What is needed: Produce an exact transcription of the listing below, omitting the pictures.

Records from a collection of figures:
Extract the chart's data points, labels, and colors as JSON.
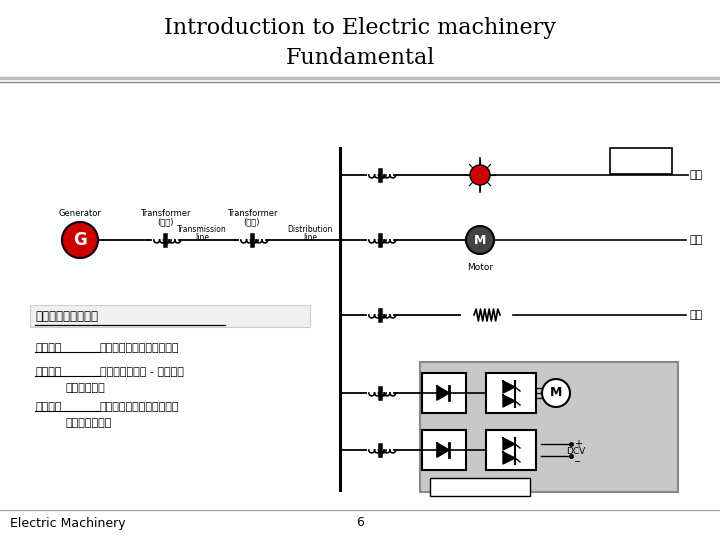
{
  "title_line1": "Introduction to Electric machinery",
  "title_line2": "Fundamental",
  "footer_left": "Electric Machinery",
  "footer_center": "6",
  "title_fontsize": 16,
  "footer_fontsize": 9,
  "bg_color": "#ffffff",
  "title_color": "#000000",
  "separator_color": "#999999",
  "gray_box_color": "#c8c8c8",
  "red_color": "#cc0000",
  "dark_gray": "#444444"
}
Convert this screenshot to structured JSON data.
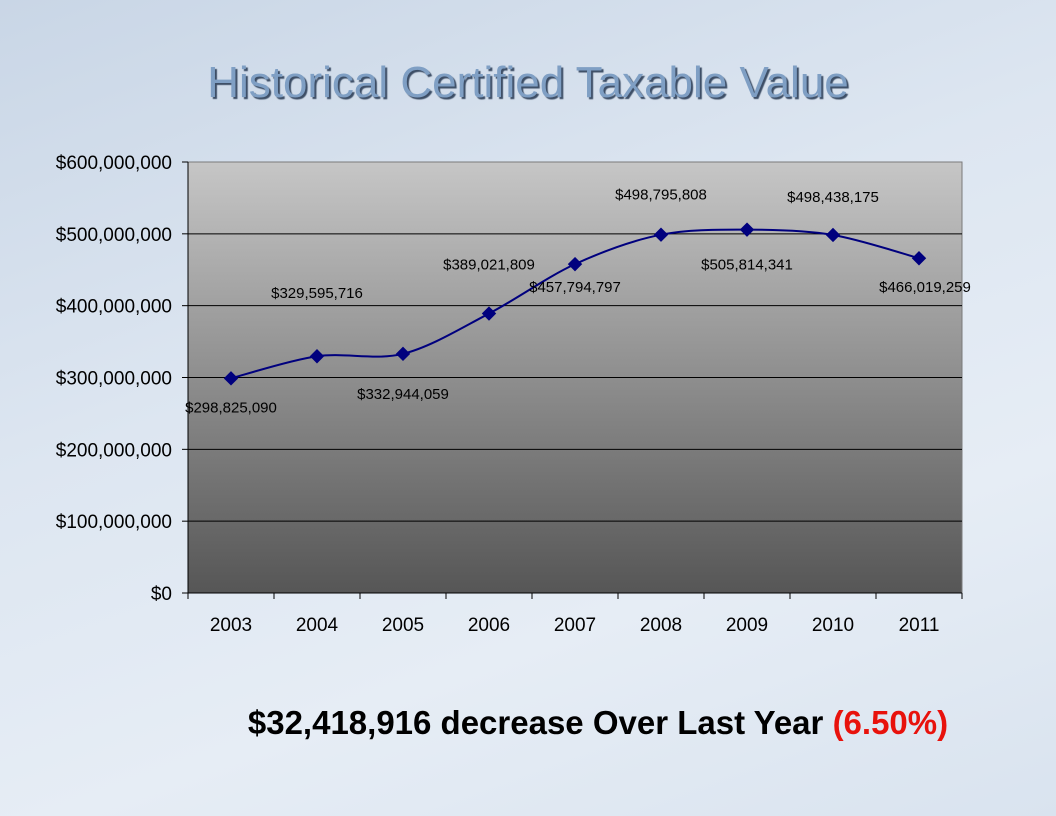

Final result:
Extract the chart's data points, labels, and colors as JSON.
{
  "title_line1": "Introduction to Electric machinery",
  "title_line2": "Fundamental",
  "footer_left": "Electric Machinery",
  "footer_center": "6",
  "title_fontsize": 16,
  "footer_fontsize": 9,
  "bg_color": "#ffffff",
  "title_color": "#000000",
  "separator_color": "#999999",
  "gray_box_color": "#c8c8c8",
  "red_color": "#cc0000",
  "dark_gray": "#444444"
}
Convert this screenshot to structured JSON data.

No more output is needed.